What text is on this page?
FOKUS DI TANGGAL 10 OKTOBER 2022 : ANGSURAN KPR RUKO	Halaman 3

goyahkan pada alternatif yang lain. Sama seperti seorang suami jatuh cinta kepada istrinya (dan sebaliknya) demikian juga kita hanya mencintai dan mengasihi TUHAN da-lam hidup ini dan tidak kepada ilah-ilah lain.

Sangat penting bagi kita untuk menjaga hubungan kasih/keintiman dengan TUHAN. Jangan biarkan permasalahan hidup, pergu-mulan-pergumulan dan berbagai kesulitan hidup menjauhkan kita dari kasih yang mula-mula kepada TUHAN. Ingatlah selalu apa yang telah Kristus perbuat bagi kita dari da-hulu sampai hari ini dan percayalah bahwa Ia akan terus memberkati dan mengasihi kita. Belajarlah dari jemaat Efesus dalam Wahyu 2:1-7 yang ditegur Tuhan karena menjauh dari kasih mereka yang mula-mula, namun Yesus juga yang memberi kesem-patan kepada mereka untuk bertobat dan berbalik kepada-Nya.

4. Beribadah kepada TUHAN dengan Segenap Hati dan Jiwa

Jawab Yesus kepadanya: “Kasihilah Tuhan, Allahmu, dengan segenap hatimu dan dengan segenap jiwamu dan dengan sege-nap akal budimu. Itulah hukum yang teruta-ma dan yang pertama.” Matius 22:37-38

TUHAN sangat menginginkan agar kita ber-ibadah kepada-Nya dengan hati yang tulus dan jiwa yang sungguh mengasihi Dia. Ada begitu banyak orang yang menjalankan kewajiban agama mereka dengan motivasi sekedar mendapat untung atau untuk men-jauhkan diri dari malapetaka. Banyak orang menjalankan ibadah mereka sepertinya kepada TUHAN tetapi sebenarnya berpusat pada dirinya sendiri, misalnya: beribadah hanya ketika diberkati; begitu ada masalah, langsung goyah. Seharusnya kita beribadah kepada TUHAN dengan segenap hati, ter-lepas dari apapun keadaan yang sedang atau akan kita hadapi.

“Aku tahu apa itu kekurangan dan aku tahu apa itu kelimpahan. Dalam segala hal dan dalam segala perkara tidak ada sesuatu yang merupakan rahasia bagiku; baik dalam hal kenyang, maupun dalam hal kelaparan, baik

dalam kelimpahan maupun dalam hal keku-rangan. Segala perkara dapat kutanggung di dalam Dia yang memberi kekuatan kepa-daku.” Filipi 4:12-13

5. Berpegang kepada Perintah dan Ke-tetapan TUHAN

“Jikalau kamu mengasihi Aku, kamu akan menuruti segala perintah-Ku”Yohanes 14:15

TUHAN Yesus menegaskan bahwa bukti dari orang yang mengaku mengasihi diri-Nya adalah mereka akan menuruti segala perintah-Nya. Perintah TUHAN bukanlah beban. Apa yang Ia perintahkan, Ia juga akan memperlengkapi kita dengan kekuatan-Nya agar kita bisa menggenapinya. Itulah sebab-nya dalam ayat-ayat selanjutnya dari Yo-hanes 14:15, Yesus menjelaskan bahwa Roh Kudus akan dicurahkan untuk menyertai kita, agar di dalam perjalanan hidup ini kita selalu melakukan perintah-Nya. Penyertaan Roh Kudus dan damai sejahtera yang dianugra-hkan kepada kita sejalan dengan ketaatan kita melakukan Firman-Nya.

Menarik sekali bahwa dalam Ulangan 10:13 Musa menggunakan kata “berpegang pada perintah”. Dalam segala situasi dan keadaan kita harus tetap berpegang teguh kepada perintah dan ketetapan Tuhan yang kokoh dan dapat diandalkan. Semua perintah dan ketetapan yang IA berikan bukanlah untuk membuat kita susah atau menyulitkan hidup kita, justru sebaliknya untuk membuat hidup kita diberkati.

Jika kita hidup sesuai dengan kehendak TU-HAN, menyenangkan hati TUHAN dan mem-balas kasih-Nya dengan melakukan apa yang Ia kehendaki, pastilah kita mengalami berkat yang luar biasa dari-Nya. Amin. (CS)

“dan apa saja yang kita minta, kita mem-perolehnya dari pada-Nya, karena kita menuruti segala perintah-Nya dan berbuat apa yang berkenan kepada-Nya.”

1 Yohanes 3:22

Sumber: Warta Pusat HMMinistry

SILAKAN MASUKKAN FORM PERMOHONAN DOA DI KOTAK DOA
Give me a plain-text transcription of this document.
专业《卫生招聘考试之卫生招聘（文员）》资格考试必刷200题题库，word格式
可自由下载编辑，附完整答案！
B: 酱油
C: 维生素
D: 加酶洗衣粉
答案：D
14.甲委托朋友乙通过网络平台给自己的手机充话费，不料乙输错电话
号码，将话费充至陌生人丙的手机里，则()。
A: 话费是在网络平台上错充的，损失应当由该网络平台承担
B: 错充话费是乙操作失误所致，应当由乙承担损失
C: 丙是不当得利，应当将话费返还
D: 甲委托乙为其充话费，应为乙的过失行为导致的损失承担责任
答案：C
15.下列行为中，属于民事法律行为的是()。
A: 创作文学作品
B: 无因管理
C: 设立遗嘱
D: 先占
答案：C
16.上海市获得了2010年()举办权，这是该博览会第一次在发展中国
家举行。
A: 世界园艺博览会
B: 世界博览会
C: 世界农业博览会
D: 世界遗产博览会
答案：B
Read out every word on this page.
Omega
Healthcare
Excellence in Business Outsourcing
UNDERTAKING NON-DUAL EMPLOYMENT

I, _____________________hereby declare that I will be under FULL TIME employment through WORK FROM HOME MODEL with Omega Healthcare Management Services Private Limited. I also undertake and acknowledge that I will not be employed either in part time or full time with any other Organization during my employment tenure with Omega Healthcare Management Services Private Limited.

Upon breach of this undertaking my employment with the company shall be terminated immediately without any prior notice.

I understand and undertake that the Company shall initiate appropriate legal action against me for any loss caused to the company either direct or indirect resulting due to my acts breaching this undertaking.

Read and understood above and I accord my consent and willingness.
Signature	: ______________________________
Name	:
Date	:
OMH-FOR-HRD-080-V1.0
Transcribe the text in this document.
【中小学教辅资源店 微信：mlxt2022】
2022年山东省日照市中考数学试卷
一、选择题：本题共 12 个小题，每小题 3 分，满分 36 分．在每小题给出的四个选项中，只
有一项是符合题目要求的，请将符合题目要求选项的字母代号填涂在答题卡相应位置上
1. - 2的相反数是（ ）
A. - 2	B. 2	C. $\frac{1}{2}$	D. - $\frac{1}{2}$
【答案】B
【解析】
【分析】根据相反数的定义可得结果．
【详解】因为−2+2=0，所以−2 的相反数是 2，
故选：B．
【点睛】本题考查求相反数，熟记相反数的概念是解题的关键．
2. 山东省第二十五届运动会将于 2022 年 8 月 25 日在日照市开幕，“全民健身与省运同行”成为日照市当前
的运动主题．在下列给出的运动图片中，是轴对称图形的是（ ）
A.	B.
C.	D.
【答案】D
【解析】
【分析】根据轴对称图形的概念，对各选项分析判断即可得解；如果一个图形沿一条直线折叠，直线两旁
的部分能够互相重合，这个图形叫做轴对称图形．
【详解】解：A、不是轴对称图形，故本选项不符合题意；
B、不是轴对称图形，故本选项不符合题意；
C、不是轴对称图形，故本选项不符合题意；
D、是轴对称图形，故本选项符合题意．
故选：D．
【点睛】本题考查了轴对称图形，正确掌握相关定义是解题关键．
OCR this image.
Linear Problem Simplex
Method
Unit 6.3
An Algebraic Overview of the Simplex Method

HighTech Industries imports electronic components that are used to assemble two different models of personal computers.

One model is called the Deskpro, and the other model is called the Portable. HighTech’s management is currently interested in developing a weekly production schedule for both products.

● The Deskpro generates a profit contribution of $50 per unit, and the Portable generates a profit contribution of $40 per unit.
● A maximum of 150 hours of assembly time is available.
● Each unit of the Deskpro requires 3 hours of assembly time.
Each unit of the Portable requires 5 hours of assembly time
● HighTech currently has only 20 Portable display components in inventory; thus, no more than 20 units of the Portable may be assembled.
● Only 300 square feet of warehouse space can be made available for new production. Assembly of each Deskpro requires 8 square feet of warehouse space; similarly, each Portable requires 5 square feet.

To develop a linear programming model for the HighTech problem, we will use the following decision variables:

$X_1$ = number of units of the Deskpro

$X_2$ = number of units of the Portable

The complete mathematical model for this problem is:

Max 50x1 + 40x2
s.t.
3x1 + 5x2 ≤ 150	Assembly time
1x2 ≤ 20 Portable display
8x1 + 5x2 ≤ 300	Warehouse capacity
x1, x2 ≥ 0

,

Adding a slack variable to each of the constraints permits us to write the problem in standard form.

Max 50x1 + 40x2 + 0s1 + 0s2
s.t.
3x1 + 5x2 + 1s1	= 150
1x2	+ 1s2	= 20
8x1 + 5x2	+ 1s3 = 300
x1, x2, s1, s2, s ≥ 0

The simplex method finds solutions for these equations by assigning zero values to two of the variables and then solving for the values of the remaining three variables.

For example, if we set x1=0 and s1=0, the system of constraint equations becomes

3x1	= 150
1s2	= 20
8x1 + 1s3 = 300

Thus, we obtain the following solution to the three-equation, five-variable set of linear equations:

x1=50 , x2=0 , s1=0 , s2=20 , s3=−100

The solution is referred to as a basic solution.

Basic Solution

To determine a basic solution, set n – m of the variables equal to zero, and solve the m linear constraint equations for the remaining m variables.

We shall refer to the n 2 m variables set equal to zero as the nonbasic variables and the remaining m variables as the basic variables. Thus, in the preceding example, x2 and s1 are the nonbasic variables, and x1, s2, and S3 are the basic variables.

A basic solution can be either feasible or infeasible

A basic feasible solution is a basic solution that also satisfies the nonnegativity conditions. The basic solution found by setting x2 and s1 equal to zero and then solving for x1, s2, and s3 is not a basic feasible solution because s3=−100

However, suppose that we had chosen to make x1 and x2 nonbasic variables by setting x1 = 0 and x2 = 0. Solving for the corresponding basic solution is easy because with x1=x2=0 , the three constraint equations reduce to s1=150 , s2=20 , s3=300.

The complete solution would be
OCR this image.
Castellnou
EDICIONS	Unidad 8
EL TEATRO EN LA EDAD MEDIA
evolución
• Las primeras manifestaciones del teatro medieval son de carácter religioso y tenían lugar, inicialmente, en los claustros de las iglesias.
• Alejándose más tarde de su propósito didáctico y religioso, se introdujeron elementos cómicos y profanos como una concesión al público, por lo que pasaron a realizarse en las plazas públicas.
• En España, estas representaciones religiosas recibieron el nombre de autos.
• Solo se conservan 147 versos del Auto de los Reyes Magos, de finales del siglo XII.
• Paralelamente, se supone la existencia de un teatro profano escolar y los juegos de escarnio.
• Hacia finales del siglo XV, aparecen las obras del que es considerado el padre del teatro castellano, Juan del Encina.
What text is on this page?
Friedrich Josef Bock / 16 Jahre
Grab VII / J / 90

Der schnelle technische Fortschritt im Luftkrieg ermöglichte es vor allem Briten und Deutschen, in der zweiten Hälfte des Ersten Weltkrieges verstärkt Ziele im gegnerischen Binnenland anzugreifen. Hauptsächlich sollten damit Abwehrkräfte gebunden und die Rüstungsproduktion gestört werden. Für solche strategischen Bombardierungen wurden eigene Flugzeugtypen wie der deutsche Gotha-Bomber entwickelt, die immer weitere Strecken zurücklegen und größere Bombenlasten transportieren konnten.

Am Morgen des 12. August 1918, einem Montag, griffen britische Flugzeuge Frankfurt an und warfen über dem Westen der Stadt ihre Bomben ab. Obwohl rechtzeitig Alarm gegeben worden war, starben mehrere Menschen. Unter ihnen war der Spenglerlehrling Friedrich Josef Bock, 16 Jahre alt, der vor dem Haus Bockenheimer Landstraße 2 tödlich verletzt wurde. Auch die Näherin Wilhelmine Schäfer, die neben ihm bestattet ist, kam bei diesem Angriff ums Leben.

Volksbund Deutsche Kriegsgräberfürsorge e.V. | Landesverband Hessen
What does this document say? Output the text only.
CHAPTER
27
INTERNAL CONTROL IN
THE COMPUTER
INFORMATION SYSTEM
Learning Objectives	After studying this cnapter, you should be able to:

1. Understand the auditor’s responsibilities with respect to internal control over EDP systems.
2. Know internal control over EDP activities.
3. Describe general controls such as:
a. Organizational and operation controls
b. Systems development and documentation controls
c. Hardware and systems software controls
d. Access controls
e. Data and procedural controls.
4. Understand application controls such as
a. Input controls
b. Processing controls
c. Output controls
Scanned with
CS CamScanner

────────

▶ [Exercise]: Your task is to return, exactly and on their own, the lines from the one containing "What does this" through the last line of the listing.

▶ [Task result]:
What does this document say? Output the text only.
CHAPTER
27
INTERNAL CONTROL IN
THE COMPUTER
INFORMATION SYSTEM
Learning Objectives	After studying this cnapter, you should be able to:

1. Understand the auditor’s responsibilities with respect to internal control over EDP systems.
2. Know internal control over EDP activities.
3. Describe general controls such as:
a. Organizational and operation controls
b. Systems development and documentation controls
c. Hardware and systems software controls
d. Access controls
e. Data and procedural controls.
4. Understand application controls such as
a. Input controls
b. Processing controls
c. Output controls
Scanned with
CS CamScanner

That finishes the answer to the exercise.